Work to do: Within the material below, find each line bearing the word "alla" and present it.

Data shown:
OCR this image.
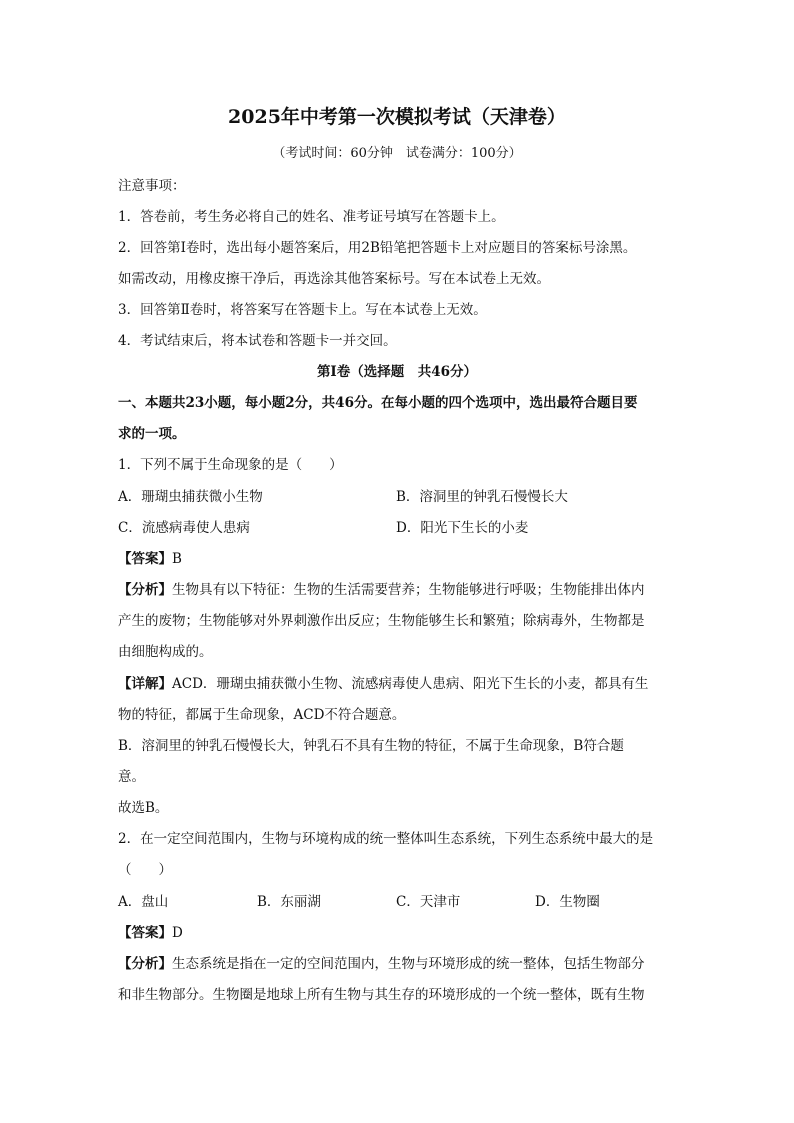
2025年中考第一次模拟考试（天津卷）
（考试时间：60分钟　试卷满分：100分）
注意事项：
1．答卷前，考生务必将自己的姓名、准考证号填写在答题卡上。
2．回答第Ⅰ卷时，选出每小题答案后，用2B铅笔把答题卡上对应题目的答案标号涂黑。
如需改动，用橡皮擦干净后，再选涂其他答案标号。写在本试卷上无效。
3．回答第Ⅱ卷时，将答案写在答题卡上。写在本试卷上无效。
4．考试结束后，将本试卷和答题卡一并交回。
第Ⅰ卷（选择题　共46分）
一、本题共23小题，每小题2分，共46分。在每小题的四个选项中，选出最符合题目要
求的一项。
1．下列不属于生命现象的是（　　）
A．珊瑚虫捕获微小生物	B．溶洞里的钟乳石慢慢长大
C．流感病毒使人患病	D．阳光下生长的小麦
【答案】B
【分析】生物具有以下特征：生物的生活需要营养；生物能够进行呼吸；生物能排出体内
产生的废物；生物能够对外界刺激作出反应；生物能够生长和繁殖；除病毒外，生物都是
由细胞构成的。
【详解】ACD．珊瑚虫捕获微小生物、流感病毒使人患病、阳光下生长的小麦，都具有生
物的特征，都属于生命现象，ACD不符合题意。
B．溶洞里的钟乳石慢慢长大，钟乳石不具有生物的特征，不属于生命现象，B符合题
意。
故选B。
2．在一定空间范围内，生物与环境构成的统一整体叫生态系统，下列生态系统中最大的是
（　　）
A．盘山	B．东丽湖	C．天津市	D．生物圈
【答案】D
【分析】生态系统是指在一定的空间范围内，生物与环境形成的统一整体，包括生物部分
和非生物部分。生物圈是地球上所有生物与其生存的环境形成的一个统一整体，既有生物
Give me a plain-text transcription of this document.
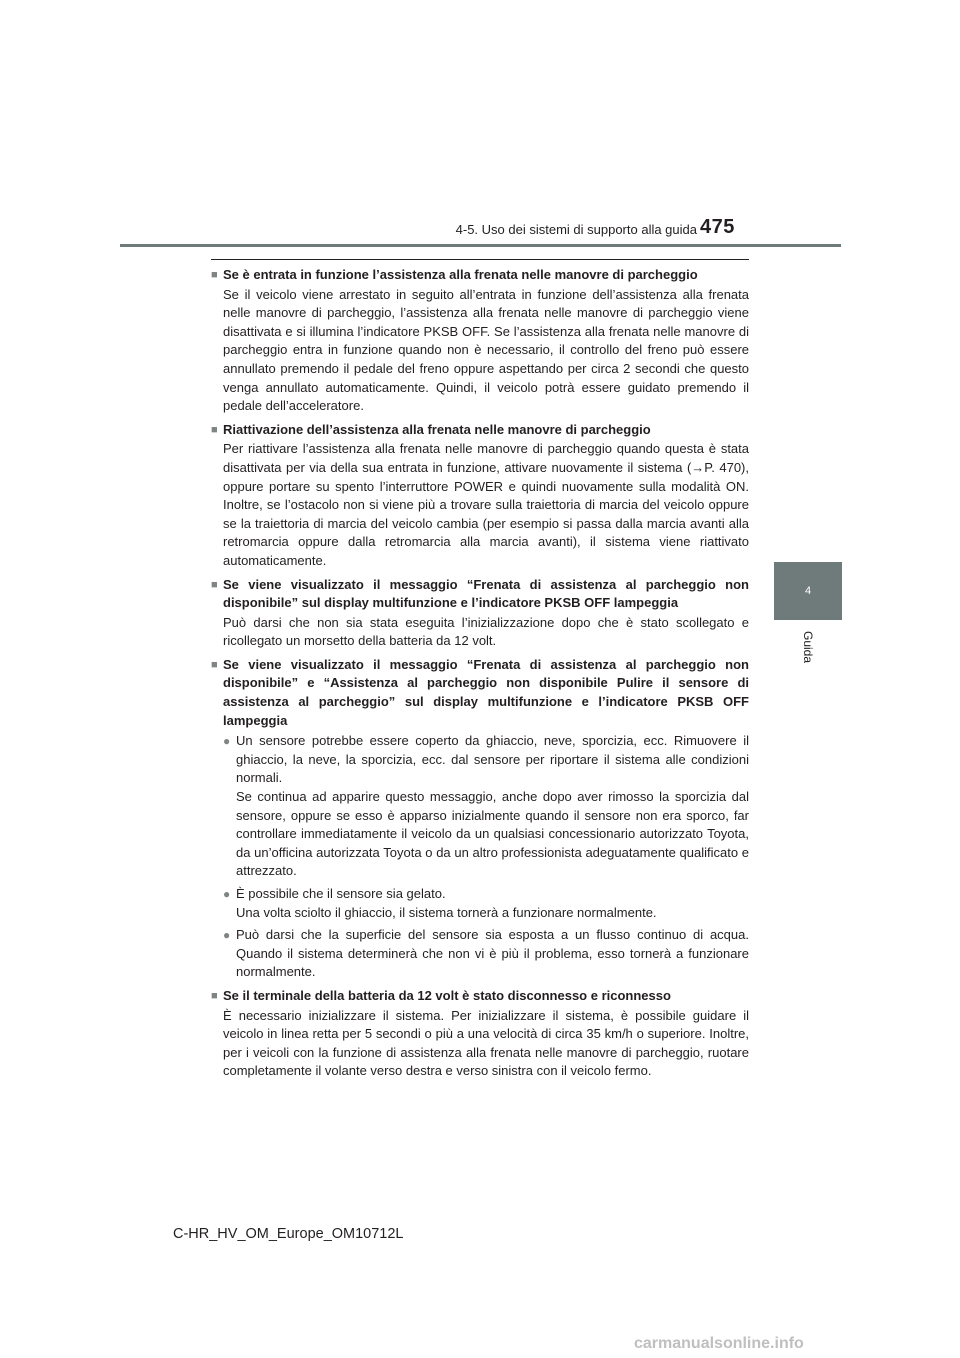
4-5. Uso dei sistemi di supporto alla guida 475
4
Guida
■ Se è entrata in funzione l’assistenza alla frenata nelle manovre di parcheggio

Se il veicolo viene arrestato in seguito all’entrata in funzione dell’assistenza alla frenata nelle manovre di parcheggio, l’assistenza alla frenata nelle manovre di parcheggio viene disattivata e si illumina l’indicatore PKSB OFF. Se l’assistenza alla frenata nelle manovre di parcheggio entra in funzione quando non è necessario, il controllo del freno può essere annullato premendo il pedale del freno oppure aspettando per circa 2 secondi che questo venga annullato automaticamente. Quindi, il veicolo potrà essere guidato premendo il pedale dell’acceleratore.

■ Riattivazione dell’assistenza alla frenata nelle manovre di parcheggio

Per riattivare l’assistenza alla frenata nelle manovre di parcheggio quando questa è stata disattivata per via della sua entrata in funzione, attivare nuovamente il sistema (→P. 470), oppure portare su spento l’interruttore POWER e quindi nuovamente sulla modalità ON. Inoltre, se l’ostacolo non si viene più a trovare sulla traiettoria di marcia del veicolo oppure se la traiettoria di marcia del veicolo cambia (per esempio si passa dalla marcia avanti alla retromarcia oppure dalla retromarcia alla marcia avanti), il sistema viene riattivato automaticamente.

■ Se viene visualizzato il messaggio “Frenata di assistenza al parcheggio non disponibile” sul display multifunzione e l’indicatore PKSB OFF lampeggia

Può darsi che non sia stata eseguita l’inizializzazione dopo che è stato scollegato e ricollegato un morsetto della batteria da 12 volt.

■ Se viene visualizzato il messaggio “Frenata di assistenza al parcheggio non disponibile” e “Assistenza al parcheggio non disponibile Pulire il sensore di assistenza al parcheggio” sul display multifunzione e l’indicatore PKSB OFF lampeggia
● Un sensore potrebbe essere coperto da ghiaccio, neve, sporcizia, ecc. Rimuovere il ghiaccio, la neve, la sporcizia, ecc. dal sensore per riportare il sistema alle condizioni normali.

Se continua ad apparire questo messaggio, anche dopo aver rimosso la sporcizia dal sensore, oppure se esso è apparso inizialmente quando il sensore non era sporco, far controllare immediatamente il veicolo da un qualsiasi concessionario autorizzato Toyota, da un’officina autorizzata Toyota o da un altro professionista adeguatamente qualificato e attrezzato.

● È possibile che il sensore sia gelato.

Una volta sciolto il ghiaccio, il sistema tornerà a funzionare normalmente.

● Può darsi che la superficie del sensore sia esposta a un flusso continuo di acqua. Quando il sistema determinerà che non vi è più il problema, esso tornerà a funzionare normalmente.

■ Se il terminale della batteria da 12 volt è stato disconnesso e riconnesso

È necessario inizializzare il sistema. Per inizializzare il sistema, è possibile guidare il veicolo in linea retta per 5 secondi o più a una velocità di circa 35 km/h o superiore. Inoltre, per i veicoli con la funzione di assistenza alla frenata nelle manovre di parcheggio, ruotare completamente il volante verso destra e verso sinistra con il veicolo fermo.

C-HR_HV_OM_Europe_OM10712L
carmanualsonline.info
...
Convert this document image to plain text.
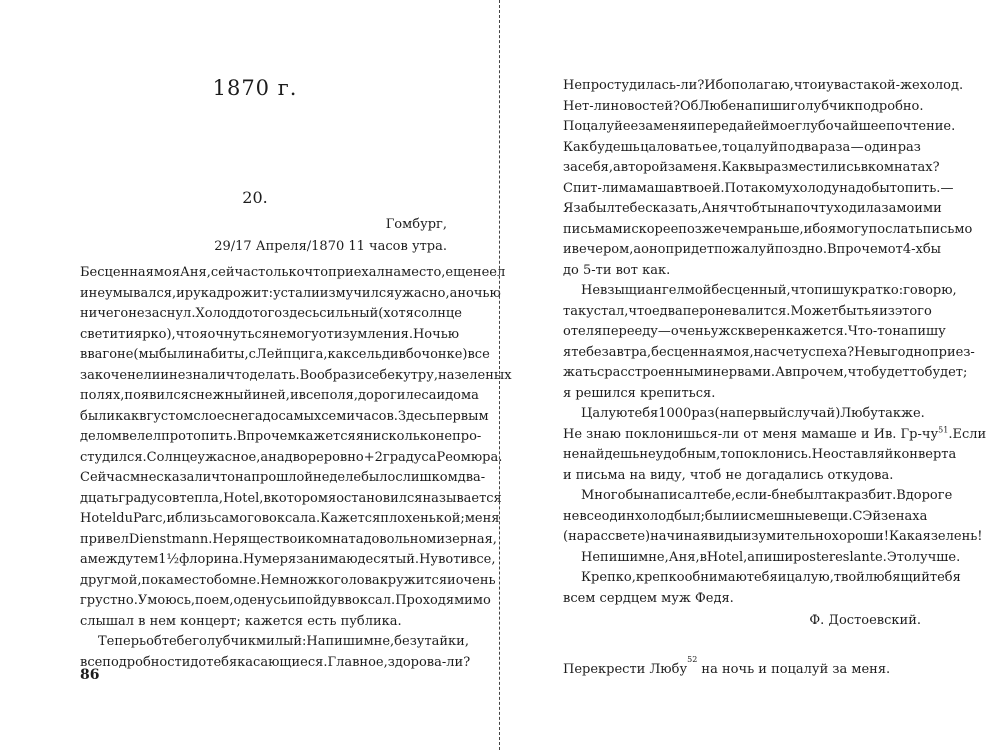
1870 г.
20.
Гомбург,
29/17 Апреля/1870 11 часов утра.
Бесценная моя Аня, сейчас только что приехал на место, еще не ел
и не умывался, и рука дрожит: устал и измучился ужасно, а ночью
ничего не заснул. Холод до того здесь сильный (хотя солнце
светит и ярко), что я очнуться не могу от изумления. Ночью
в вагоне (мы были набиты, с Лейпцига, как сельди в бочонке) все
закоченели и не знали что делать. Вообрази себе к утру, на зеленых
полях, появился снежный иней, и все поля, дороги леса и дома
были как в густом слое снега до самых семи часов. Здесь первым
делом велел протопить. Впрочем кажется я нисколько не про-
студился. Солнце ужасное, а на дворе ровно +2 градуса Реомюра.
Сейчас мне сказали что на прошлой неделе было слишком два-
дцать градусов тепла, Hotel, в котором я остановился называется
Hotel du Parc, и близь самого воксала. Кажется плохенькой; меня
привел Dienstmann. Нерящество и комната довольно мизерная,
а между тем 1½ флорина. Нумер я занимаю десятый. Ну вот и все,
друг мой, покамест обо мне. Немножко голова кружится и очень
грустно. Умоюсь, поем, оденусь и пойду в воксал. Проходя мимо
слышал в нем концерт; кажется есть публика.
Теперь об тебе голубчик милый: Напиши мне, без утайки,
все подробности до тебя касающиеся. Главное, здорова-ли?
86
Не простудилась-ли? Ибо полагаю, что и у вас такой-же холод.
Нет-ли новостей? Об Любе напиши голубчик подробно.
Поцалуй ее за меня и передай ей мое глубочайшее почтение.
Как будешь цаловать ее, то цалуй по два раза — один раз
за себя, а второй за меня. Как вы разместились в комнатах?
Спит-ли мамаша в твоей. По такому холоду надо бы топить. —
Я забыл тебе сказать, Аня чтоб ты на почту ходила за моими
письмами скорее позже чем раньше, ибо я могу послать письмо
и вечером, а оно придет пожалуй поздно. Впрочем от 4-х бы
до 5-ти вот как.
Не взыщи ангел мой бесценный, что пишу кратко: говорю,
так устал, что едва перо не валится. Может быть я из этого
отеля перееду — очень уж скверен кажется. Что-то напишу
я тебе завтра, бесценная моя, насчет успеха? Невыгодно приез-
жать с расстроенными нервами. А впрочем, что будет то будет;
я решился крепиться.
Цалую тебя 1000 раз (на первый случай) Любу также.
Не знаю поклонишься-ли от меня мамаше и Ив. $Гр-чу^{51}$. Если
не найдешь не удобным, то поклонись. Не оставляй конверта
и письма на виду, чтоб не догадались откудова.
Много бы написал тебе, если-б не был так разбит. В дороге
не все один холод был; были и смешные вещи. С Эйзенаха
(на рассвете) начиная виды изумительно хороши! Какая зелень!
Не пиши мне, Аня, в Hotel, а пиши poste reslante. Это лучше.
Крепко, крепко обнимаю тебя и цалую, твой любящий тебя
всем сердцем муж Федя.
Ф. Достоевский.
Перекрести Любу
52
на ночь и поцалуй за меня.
---
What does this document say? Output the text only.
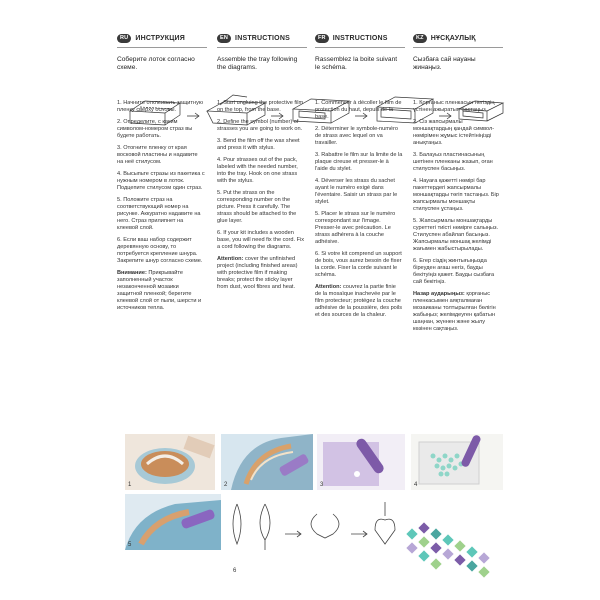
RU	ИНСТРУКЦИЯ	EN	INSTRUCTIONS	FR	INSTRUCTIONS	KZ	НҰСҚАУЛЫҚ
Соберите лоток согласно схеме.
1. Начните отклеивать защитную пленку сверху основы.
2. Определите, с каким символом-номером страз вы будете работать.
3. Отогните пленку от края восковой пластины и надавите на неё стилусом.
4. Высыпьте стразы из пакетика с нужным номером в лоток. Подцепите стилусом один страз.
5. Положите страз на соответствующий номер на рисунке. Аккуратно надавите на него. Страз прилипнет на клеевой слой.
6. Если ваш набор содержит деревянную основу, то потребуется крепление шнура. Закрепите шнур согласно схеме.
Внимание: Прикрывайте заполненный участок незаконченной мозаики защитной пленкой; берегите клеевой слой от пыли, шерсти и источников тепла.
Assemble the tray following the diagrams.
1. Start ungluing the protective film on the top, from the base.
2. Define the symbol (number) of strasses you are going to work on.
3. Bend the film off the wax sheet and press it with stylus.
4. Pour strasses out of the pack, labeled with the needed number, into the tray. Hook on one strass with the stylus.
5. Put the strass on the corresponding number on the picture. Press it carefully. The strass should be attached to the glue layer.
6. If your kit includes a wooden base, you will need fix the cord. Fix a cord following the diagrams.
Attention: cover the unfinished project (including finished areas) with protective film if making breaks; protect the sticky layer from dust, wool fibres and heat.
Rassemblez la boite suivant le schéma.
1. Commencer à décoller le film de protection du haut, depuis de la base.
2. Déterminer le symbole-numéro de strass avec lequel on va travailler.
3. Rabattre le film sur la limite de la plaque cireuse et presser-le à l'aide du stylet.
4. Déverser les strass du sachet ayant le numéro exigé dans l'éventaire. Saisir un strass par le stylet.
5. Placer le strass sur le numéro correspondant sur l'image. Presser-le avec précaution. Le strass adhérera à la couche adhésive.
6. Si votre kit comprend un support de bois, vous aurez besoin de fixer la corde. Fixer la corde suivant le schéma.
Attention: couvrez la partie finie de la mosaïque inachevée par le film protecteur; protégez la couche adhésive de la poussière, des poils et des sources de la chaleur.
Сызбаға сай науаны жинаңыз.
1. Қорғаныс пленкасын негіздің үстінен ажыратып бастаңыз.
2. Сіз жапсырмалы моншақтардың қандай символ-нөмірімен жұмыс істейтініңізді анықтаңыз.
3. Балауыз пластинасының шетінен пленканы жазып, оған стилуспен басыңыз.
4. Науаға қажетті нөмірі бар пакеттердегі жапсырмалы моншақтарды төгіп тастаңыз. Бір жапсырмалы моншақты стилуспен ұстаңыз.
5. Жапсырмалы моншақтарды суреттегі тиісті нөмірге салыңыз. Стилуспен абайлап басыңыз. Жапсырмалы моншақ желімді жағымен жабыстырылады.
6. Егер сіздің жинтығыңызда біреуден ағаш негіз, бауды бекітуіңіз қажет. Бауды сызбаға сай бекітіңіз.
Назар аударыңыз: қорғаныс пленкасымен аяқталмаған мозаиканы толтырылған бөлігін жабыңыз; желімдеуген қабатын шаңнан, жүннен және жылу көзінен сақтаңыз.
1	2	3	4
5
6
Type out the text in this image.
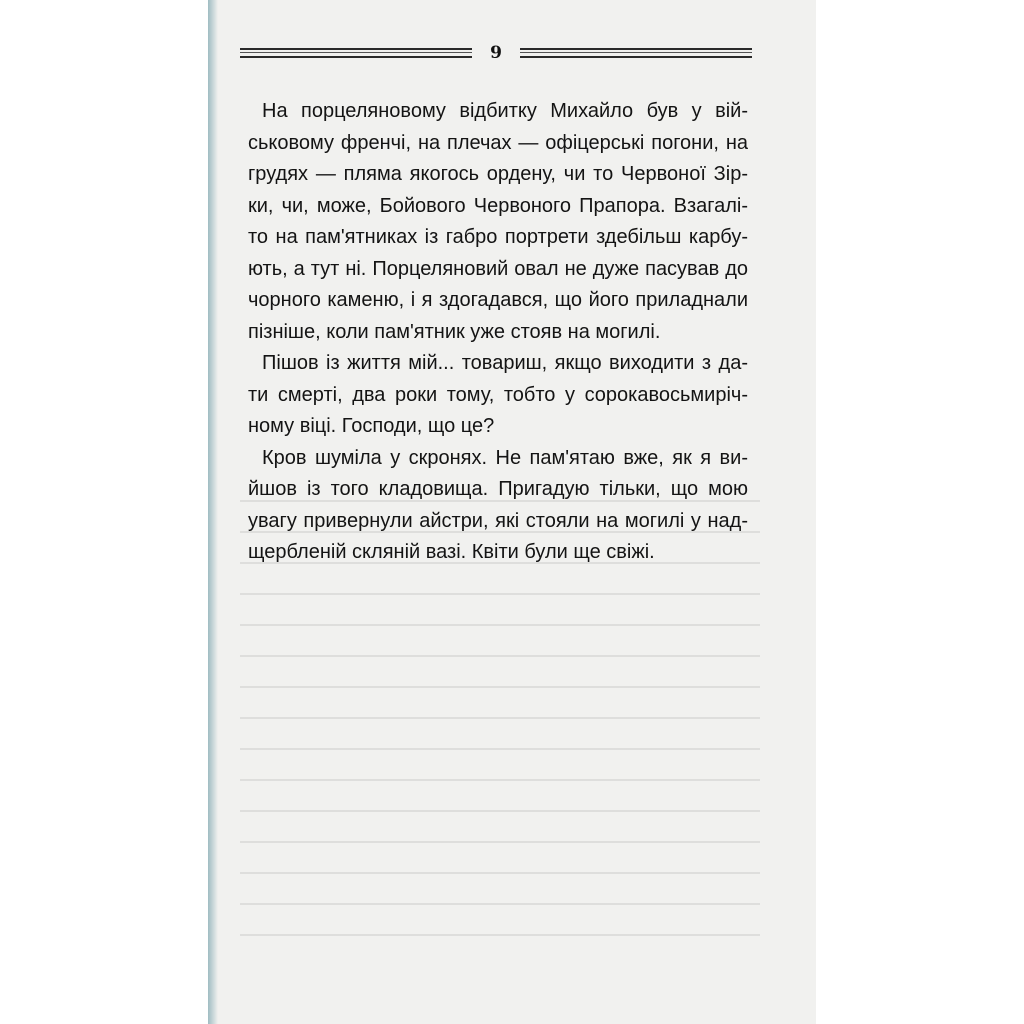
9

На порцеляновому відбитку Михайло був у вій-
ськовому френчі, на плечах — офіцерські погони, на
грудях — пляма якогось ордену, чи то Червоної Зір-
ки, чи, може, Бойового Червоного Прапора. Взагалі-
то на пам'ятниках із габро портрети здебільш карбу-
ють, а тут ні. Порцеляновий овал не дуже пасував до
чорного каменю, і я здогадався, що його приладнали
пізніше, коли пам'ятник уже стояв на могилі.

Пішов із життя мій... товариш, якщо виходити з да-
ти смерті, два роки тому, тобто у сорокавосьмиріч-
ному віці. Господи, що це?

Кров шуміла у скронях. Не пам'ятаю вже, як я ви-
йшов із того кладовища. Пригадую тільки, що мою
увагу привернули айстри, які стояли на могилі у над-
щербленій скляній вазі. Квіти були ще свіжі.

Answer to this problem:
4-5. Uso dei sistemi di supporto alla guida 475
■ Se è entrata in funzione l’assistenza alla frenata nelle manovre di parcheggio
Se il veicolo viene arrestato in seguito all’entrata in funzione dell’assistenza alla frenata nelle manovre di parcheggio, l’assistenza alla frenata nelle manovre di parcheggio viene disattivata e si illumina l’indicatore PKSB OFF. Se l’assistenza alla frenata nelle manovre di parcheggio entra in funzione quando non è necessario, il controllo del freno può essere annullato premendo il pedale del freno oppure aspettando per circa 2 secondi che questo venga annullato automaticamente. Quindi, il veicolo potrà essere guidato premendo il pedale dell’acceleratore.
■ Riattivazione dell’assistenza alla frenata nelle manovre di parcheggio
Per riattivare l’assistenza alla frenata nelle manovre di parcheggio quando questa è stata disattivata per via della sua entrata in funzione, attivare nuovamente il sistema (→P. 470), oppure portare su spento l’interruttore POWER e quindi nuovamente sulla modalità ON. Inoltre, se l’ostacolo non si viene più a trovare sulla traiettoria di marcia del veicolo oppure se la traiettoria di marcia del veicolo cambia (per esempio si passa dalla marcia avanti alla retromarcia oppure dalla retromarcia alla marcia avanti), il sistema viene riattivato automaticamente.
È necessario inizializzare il sistema. Per inizializzare il sistema, è possibile guidare il veicolo in linea retta per 5 secondi o più a una velocità di circa 35 km/h o superiore. Inoltre, per i veicoli con la funzione di assistenza alla frenata nelle manovre di parcheggio, ruotare completamente il volante verso destra e verso sinistra con il veicolo fermo.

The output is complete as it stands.